Short task -> From the listing that follows, output everything exactly except the pictures.

[Stored items]
•••••
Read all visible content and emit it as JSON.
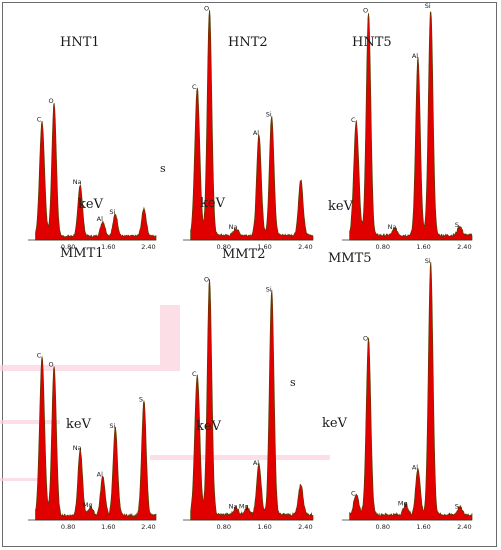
{
  "chart_data": [
    {
      "type": "area",
      "title": "HNT1",
      "xlabel": "keV",
      "xlim": [
        0,
        2.55
      ],
      "ylim": [
        0,
        1
      ],
      "x_ticks": [
        "0.80",
        "1.60",
        "2.40"
      ],
      "peaks": [
        {
          "label": "C",
          "x": 0.28,
          "y": 0.62
        },
        {
          "label": "O",
          "x": 0.52,
          "y": 0.72
        },
        {
          "label": "Na",
          "x": 1.04,
          "y": 0.28
        },
        {
          "label": "Al",
          "x": 1.49,
          "y": 0.08
        },
        {
          "label": "Si",
          "x": 1.74,
          "y": 0.12
        },
        {
          "label": "",
          "x": 2.31,
          "y": 0.15
        }
      ],
      "stray_label": "s"
    },
    {
      "type": "area",
      "title": "HNT2",
      "xlabel": "keV",
      "xlim": [
        0,
        2.55
      ],
      "ylim": [
        0,
        1
      ],
      "x_ticks": [
        "0.80",
        "1.60",
        "2.40"
      ],
      "peaks": [
        {
          "label": "C",
          "x": 0.28,
          "y": 0.64
        },
        {
          "label": "O",
          "x": 0.52,
          "y": 0.98
        },
        {
          "label": "Na",
          "x": 1.04,
          "y": 0.03
        },
        {
          "label": "Al",
          "x": 1.49,
          "y": 0.44
        },
        {
          "label": "Si",
          "x": 1.74,
          "y": 0.52
        },
        {
          "label": "",
          "x": 2.31,
          "y": 0.24
        }
      ],
      "stray_label": ""
    },
    {
      "type": "area",
      "title": "HNT5",
      "xlabel": "keV",
      "footer_label": "MMT5",
      "xlim": [
        0,
        2.55
      ],
      "ylim": [
        0,
        1
      ],
      "x_ticks": [
        "0.80",
        "1.60",
        "2.40"
      ],
      "peaks": [
        {
          "label": "C",
          "x": 0.28,
          "y": 0.5
        },
        {
          "label": "O",
          "x": 0.52,
          "y": 0.98
        },
        {
          "label": "Na",
          "x": 1.04,
          "y": 0.03
        },
        {
          "label": "Al",
          "x": 1.49,
          "y": 0.78
        },
        {
          "label": "Si",
          "x": 1.74,
          "y": 1.0
        },
        {
          "label": "S",
          "x": 2.31,
          "y": 0.04
        }
      ],
      "stray_label": ""
    },
    {
      "type": "area",
      "title": "MMT1",
      "xlabel": "keV",
      "xlim": [
        0,
        2.55
      ],
      "ylim": [
        0,
        1
      ],
      "x_ticks": [
        "0.80",
        "1.60",
        "2.40"
      ],
      "peaks": [
        {
          "label": "C",
          "x": 0.28,
          "y": 0.72
        },
        {
          "label": "O",
          "x": 0.52,
          "y": 0.68
        },
        {
          "label": "Na",
          "x": 1.04,
          "y": 0.3
        },
        {
          "label": "Mg",
          "x": 1.25,
          "y": 0.04
        },
        {
          "label": "Al",
          "x": 1.49,
          "y": 0.18
        },
        {
          "label": "Si",
          "x": 1.74,
          "y": 0.4
        },
        {
          "label": "S",
          "x": 2.31,
          "y": 0.52
        }
      ],
      "stray_label": ""
    },
    {
      "type": "area",
      "title": "MMT2",
      "xlabel": "keV",
      "xlim": [
        0,
        2.55
      ],
      "ylim": [
        0,
        1
      ],
      "x_ticks": [
        "0.80",
        "1.60",
        "2.40"
      ],
      "peaks": [
        {
          "label": "C",
          "x": 0.28,
          "y": 0.55
        },
        {
          "label": "O",
          "x": 0.52,
          "y": 0.92
        },
        {
          "label": "Na",
          "x": 1.04,
          "y": 0.03
        },
        {
          "label": "Mg",
          "x": 1.25,
          "y": 0.03
        },
        {
          "label": "Al",
          "x": 1.49,
          "y": 0.2
        },
        {
          "label": "Si",
          "x": 1.74,
          "y": 0.88
        },
        {
          "label": "",
          "x": 2.31,
          "y": 0.12
        }
      ],
      "stray_label": "s"
    },
    {
      "type": "area",
      "title": "",
      "xlabel": "keV",
      "xlim": [
        0,
        2.55
      ],
      "ylim": [
        0,
        1
      ],
      "x_ticks": [
        "0.80",
        "1.60",
        "2.40"
      ],
      "peaks": [
        {
          "label": "C",
          "x": 0.28,
          "y": 0.08
        },
        {
          "label": "O",
          "x": 0.52,
          "y": 0.68
        },
        {
          "label": "Mg",
          "x": 1.25,
          "y": 0.04
        },
        {
          "label": "Al",
          "x": 1.49,
          "y": 0.18
        },
        {
          "label": "Si",
          "x": 1.74,
          "y": 0.98
        },
        {
          "label": "S",
          "x": 2.31,
          "y": 0.03
        }
      ],
      "stray_label": ""
    }
  ],
  "colors": {
    "fill": "#e00000",
    "outline": "#5c3a00",
    "axis": "#333333",
    "background_tint": "#fbd0dc"
  }
}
•••••
Response below ->
Read all visible content and emit it as JSON.
{
  "chart_data": [
    {
      "type": "area",
      "title": "HNT1",
      "xlabel": "keV",
      "xlim": [
        0,
        2.55
      ],
      "ylim": [
        0,
        1
      ],
      "x_ticks": [
        "0.80",
        "1.60",
        "2.40"
      ],
      "peaks": [
        {
          "label": "C",
          "x": 0.28,
          "y": 0.62
        },
        {
          "label": "O",
          "x": 0.52,
          "y": 0.72
        },
        {
          "label": "Na",
          "x": 1.04,
          "y": 0.28
        },
        {
          "label": "Al",
          "x": 1.49,
          "y": 0.08
        },
        {
          "label": "Si",
          "x": 1.74,
          "y": 0.12
        },
        {
          "label": "",
          "x": 2.31,
          "y": 0.15
        }
      ],
      "stray_label": "s"
    },
    {
      "type": "area",
      "title": "HNT2",
      "xlabel": "keV",
      "xlim": [
        0,
        2.55
      ],
      "ylim": [
        0,
        1
      ],
      "x_ticks": [
        "0.80",
        "1.60",
        "2.40"
      ],
      "peaks": [
        {
          "label": "C",
          "x": 0.28,
          "y": 0.64
        },
        {
          "label": "O",
          "x": 0.52,
          "y": 0.98
        },
        {
          "label": "Na",
          "x": 1.04,
          "y": 0.03
        },
        {
          "label": "Al",
          "x": 1.49,
          "y": 0.44
        },
        {
          "label": "Si",
          "x": 1.74,
          "y": 0.52
        },
        {
          "label": "",
          "x": 2.31,
          "y": 0.24
        }
      ],
      "stray_label": ""
    },
    {
      "type": "area",
      "title": "HNT5",
      "xlabel": "keV",
      "footer_label": "MMT5",
      "xlim": [
        0,
        2.55
      ],
      "ylim": [
        0,
        1
      ],
      "x_ticks": [
        "0.80",
        "1.60",
        "2.40"
      ],
      "peaks": [
        {
          "label": "C",
          "x": 0.28,
          "y": 0.5
        },
        {
          "label": "O",
          "x": 0.52,
          "y": 0.98
        },
        {
          "label": "Na",
          "x": 1.04,
          "y": 0.03
        },
        {
          "label": "Al",
          "x": 1.49,
          "y": 0.78
        },
        {
          "label": "Si",
          "x": 1.74,
          "y": 1.0
        },
        {
          "label": "S",
          "x": 2.31,
          "y": 0.04
        }
      ],
      "stray_label": ""
    },
    {
      "type": "area",
      "title": "MMT1",
      "xlabel": "keV",
      "xlim": [
        0,
        2.55
      ],
      "ylim": [
        0,
        1
      ],
      "x_ticks": [
        "0.80",
        "1.60",
        "2.40"
      ],
      "peaks": [
        {
          "label": "C",
          "x": 0.28,
          "y": 0.72
        },
        {
          "label": "O",
          "x": 0.52,
          "y": 0.68
        },
        {
          "label": "Na",
          "x": 1.04,
          "y": 0.3
        },
        {
          "label": "Mg",
          "x": 1.25,
          "y": 0.04
        },
        {
          "label": "Al",
          "x": 1.49,
          "y": 0.18
        },
        {
          "label": "Si",
          "x": 1.74,
          "y": 0.4
        },
        {
          "label": "S",
          "x": 2.31,
          "y": 0.52
        }
      ],
      "stray_label": ""
    },
    {
      "type": "area",
      "title": "MMT2",
      "xlabel": "keV",
      "xlim": [
        0,
        2.55
      ],
      "ylim": [
        0,
        1
      ],
      "x_ticks": [
        "0.80",
        "1.60",
        "2.40"
      ],
      "peaks": [
        {
          "label": "C",
          "x": 0.28,
          "y": 0.55
        },
        {
          "label": "O",
          "x": 0.52,
          "y": 0.92
        },
        {
          "label": "Na",
          "x": 1.04,
          "y": 0.03
        },
        {
          "label": "Mg",
          "x": 1.25,
          "y": 0.03
        },
        {
          "label": "Al",
          "x": 1.49,
          "y": 0.2
        },
        {
          "label": "Si",
          "x": 1.74,
          "y": 0.88
        },
        {
          "label": "",
          "x": 2.31,
          "y": 0.12
        }
      ],
      "stray_label": "s"
    },
    {
      "type": "area",
      "title": "",
      "xlabel": "keV",
      "xlim": [
        0,
        2.55
      ],
      "ylim": [
        0,
        1
      ],
      "x_ticks": [
        "0.80",
        "1.60",
        "2.40"
      ],
      "peaks": [
        {
          "label": "C",
          "x": 0.28,
          "y": 0.08
        },
        {
          "label": "O",
          "x": 0.52,
          "y": 0.68
        },
        {
          "label": "Mg",
          "x": 1.25,
          "y": 0.04
        },
        {
          "label": "Al",
          "x": 1.49,
          "y": 0.18
        },
        {
          "label": "Si",
          "x": 1.74,
          "y": 0.98
        },
        {
          "label": "S",
          "x": 2.31,
          "y": 0.03
        }
      ],
      "stray_label": ""
    }
  ],
  "colors": {
    "fill": "#e00000",
    "outline": "#5c3a00",
    "axis": "#333333",
    "background_tint": "#fbd0dc"
  }
}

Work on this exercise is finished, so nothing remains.